Dataset excerpts
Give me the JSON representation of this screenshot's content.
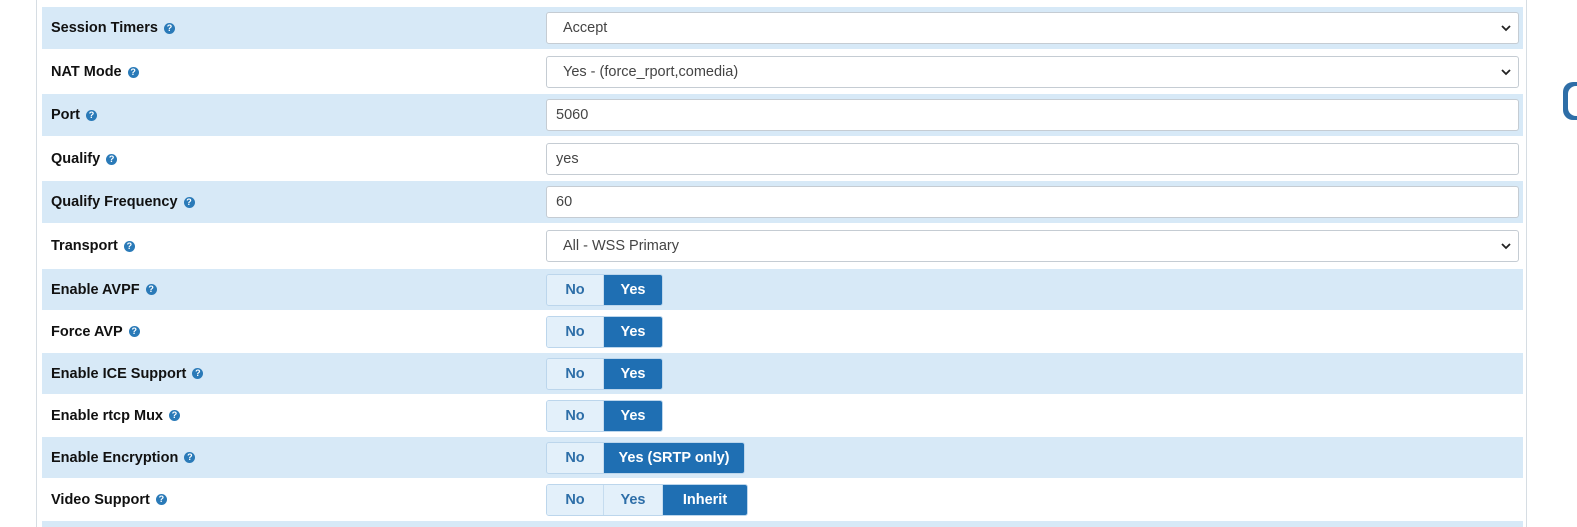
{
  "rows": [
    {
      "label": "Session Timers",
      "kind": "select",
      "value": "Accept"
    },
    {
      "label": "NAT Mode",
      "kind": "select",
      "value": "Yes - (force_rport,comedia)"
    },
    {
      "label": "Port",
      "kind": "input",
      "value": "5060"
    },
    {
      "label": "Qualify",
      "kind": "input",
      "value": "yes"
    },
    {
      "label": "Qualify Frequency",
      "kind": "input",
      "value": "60"
    },
    {
      "label": "Transport",
      "kind": "select",
      "value": "All - WSS Primary"
    },
    {
      "label": "Enable AVPF",
      "kind": "toggle",
      "options": [
        "No",
        "Yes"
      ],
      "selected": "Yes"
    },
    {
      "label": "Force AVP",
      "kind": "toggle",
      "options": [
        "No",
        "Yes"
      ],
      "selected": "Yes"
    },
    {
      "label": "Enable ICE Support",
      "kind": "toggle",
      "options": [
        "No",
        "Yes"
      ],
      "selected": "Yes"
    },
    {
      "label": "Enable rtcp Mux",
      "kind": "toggle",
      "options": [
        "No",
        "Yes"
      ],
      "selected": "Yes"
    },
    {
      "label": "Enable Encryption",
      "kind": "toggle",
      "options": [
        "No",
        "Yes (SRTP only)"
      ],
      "selected": "Yes (SRTP only)"
    },
    {
      "label": "Video Support",
      "kind": "toggle",
      "options": [
        "No",
        "Yes",
        "Inherit"
      ],
      "selected": "Inherit"
    }
  ],
  "help_icon_glyph": "?",
  "colors": {
    "row_shade": "#d7e9f7",
    "toggle_active": "#1f6fb3",
    "toggle_inactive": "#e3f0fa",
    "help_icon": "#2a7ab8"
  }
}
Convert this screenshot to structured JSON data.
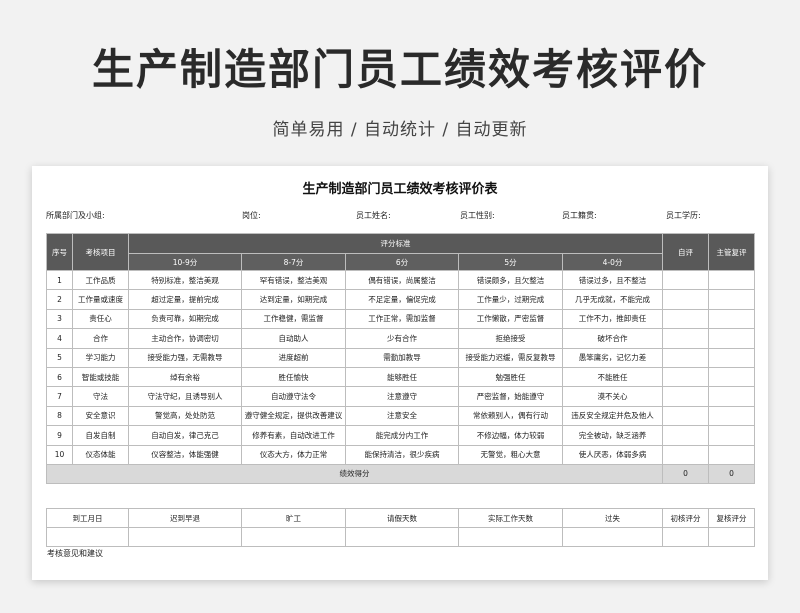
{
  "hero": {
    "title": "生产制造部门员工绩效考核评价",
    "subtitle": "简单易用 / 自动统计 / 自动更新"
  },
  "sheet": {
    "title": "生产制造部门员工绩效考核评价表",
    "meta": {
      "dept": "所属部门及小组:",
      "position": "岗位:",
      "name": "员工姓名:",
      "gender": "员工性别:",
      "origin": "员工籍贯:",
      "education": "员工学历:"
    },
    "table": {
      "headers": {
        "index": "序号",
        "item": "考核项目",
        "standard": "评分标准",
        "self": "自评",
        "manager": "主管复评",
        "bands": [
          "10-9分",
          "8-7分",
          "6分",
          "5分",
          "4-0分"
        ]
      },
      "rows": [
        {
          "n": "1",
          "item": "工作品质",
          "c": [
            "特别标准，整洁美观",
            "罕有错误，整洁美观",
            "偶有错误，尚属整洁",
            "错误颇多，且欠整洁",
            "错误过多，且不整洁"
          ]
        },
        {
          "n": "2",
          "item": "工作量或速度",
          "c": [
            "超过定量，提前完成",
            "达到定量，如期完成",
            "不足定量，偏促完成",
            "工作量少，过期完成",
            "几乎无成就，不能完成"
          ]
        },
        {
          "n": "3",
          "item": "责任心",
          "c": [
            "负责可靠，如期完成",
            "工作稳健，需监督",
            "工作正常，需加监督",
            "工作懒散，严密监督",
            "工作不力，推卸责任"
          ]
        },
        {
          "n": "4",
          "item": "合作",
          "c": [
            "主动合作，协调密切",
            "自动助人",
            "少有合作",
            "拒绝接受",
            "破坏合作"
          ]
        },
        {
          "n": "5",
          "item": "学习能力",
          "c": [
            "接受能力强，无需教导",
            "进度超前",
            "需勤加教导",
            "接受能力迟缓，需反复教导",
            "愚笨庸劣，记忆力差"
          ]
        },
        {
          "n": "6",
          "item": "智能或技能",
          "c": [
            "绰有余裕",
            "胜任愉快",
            "能够胜任",
            "勉强胜任",
            "不能胜任"
          ]
        },
        {
          "n": "7",
          "item": "守法",
          "c": [
            "守法守纪，且诱导别人",
            "自动遵守法令",
            "注意遵守",
            "严密监督，始能遵守",
            "漠不关心"
          ]
        },
        {
          "n": "8",
          "item": "安全意识",
          "c": [
            "警觉高，处处防范",
            "遵守健全规定，提供改善建议",
            "注意安全",
            "常依赖别人，偶有行动",
            "违反安全规定并危及他人"
          ]
        },
        {
          "n": "9",
          "item": "自发自制",
          "c": [
            "自动自发，律己克己",
            "修养有素，自动改进工作",
            "能完成分内工作",
            "不修边幅，体力较弱",
            "完全被动，缺乏涵养"
          ]
        },
        {
          "n": "10",
          "item": "仪态体能",
          "c": [
            "仪容整洁，体能强健",
            "仪态大方，体力正常",
            "能保持清洁，很少疾病",
            "无警觉，粗心大意",
            "使人厌恶，体弱多病"
          ]
        }
      ],
      "total": {
        "label": "绩效得分",
        "self": "0",
        "manager": "0"
      }
    },
    "attendance": {
      "headers": [
        "到工月日",
        "迟到早退",
        "旷工",
        "请假天数",
        "实际工作天数",
        "过失",
        "初核评分",
        "复核评分"
      ]
    },
    "comment_label": "考核意见和建议"
  }
}
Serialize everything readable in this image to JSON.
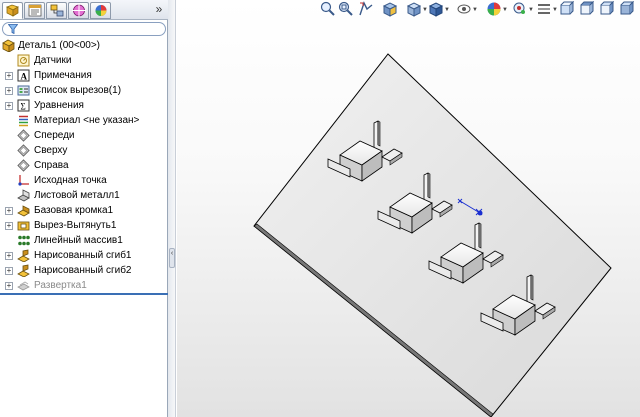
{
  "panel": {
    "tabs": [
      {
        "name": "featuremanager-tab",
        "icon": "feature-tree-icon",
        "active": true
      },
      {
        "name": "propertymanager-tab",
        "icon": "property-icon",
        "active": false
      },
      {
        "name": "configurationmanager-tab",
        "icon": "configuration-icon",
        "active": false
      },
      {
        "name": "dimxpert-tab",
        "icon": "crosshair-icon",
        "active": false
      },
      {
        "name": "display-manager-tab",
        "icon": "appearance-icon",
        "active": false
      }
    ],
    "more_label": "»",
    "filter_placeholder": ""
  },
  "tree": {
    "root": "Деталь1  (00<00>)",
    "items": [
      {
        "label": "Датчики",
        "expandable": false,
        "icon": "sensor-icon"
      },
      {
        "label": "Примечания",
        "expandable": true,
        "icon": "annotation-icon"
      },
      {
        "label": "Список вырезов(1)",
        "expandable": true,
        "icon": "cutlist-icon"
      },
      {
        "label": "Уравнения",
        "expandable": true,
        "icon": "equation-icon"
      },
      {
        "label": "Материал <не указан>",
        "expandable": false,
        "icon": "material-icon"
      },
      {
        "label": "Спереди",
        "expandable": false,
        "icon": "plane-icon"
      },
      {
        "label": "Сверху",
        "expandable": false,
        "icon": "plane-icon"
      },
      {
        "label": "Справа",
        "expandable": false,
        "icon": "plane-icon"
      },
      {
        "label": "Исходная точка",
        "expandable": false,
        "icon": "origin-icon"
      },
      {
        "label": "Листовой металл1",
        "expandable": false,
        "icon": "sheetmetal-icon"
      },
      {
        "label": "Базовая кромка1",
        "expandable": true,
        "icon": "base-flange-icon"
      },
      {
        "label": "Вырез-Вытянуть1",
        "expandable": true,
        "icon": "extruded-cut-icon"
      },
      {
        "label": "Линейный массив1",
        "expandable": false,
        "icon": "linear-pattern-icon"
      },
      {
        "label": "Нарисованный сгиб1",
        "expandable": true,
        "icon": "sketched-bend-icon"
      },
      {
        "label": "Нарисованный сгиб2",
        "expandable": true,
        "icon": "sketched-bend-icon"
      },
      {
        "label": "Развертка1",
        "expandable": true,
        "icon": "flatten-icon",
        "suppressed": true
      }
    ]
  },
  "splitter": {
    "handle_label": "‹"
  },
  "viewport": {
    "toolbar": [
      "zoom-to-fit-icon",
      "zoom-to-area-icon",
      "previous-view-icon",
      "section-view-icon",
      "view-orientation-icon",
      "display-style-icon",
      "hide-show-icon",
      "edit-appearance-icon",
      "apply-scene-icon",
      "view-settings-icon",
      "view-front-icon",
      "view-top-icon",
      "view-right-icon",
      "view-iso-icon"
    ]
  },
  "colors": {
    "accent": "#3a6fb5",
    "selection": "#1a2fd0",
    "part_edge": "#000000"
  }
}
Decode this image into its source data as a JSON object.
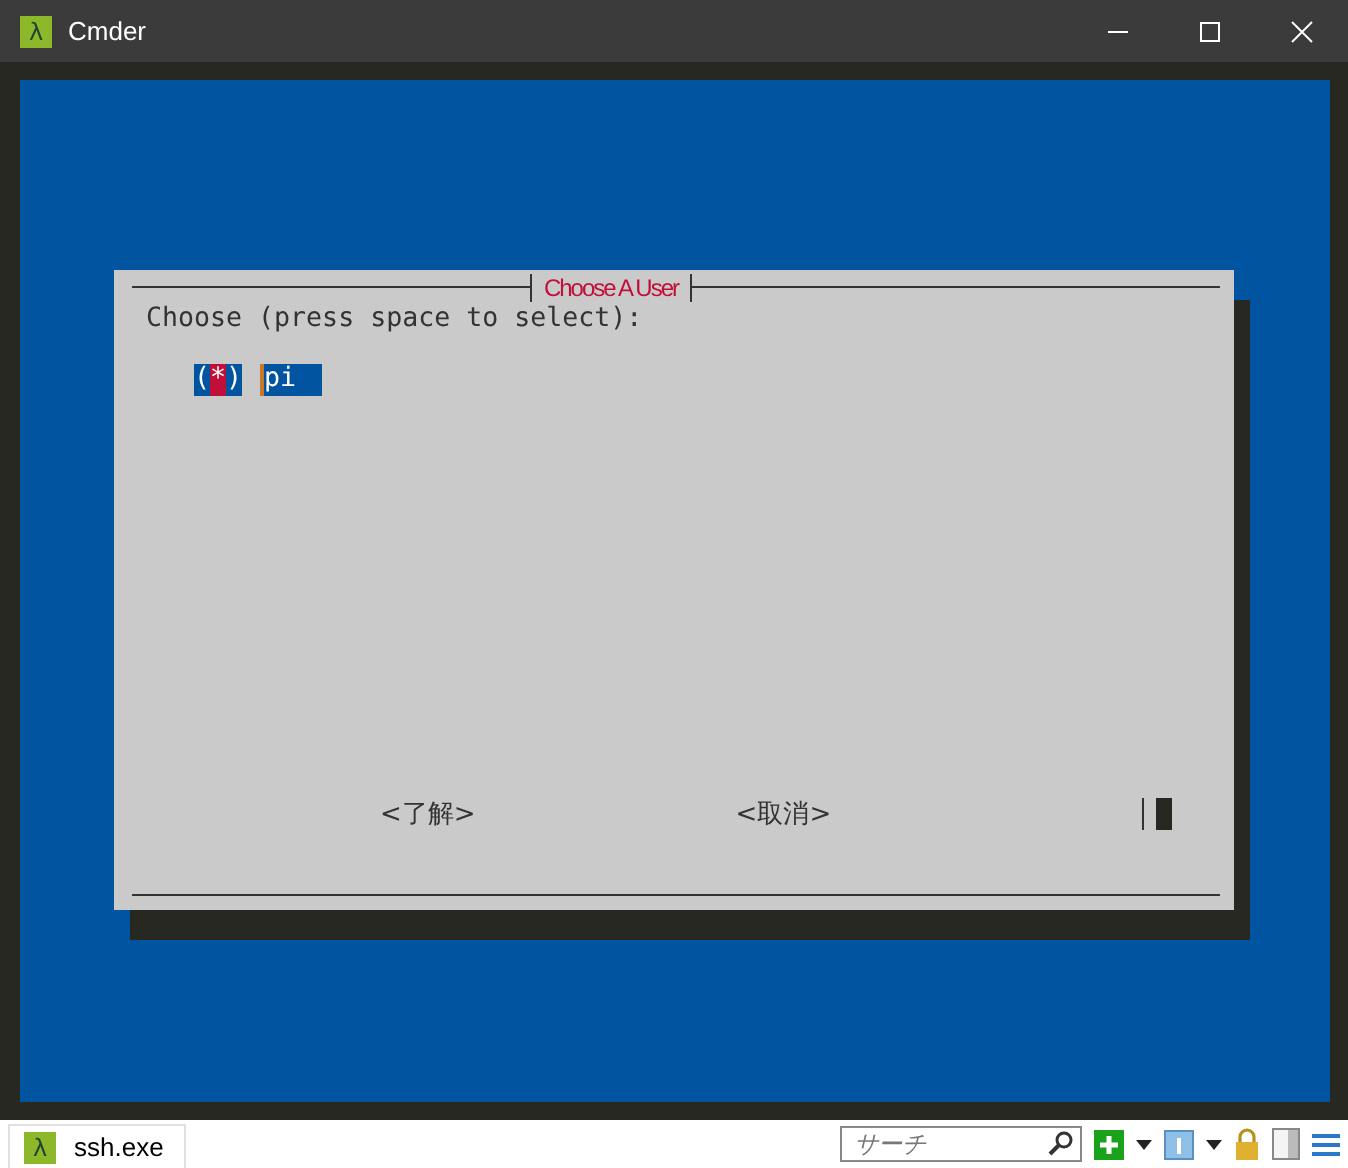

:: Aim of the task ::
Copy each line containing the word "value" from the data.

:: The solution ::
      "value": "Accept"
      "value": "Yes - (force_rport,comedia)"
      "value": "5060"
      "value": "yes"
      "value": "60"
      "value": "All - WSS Primary"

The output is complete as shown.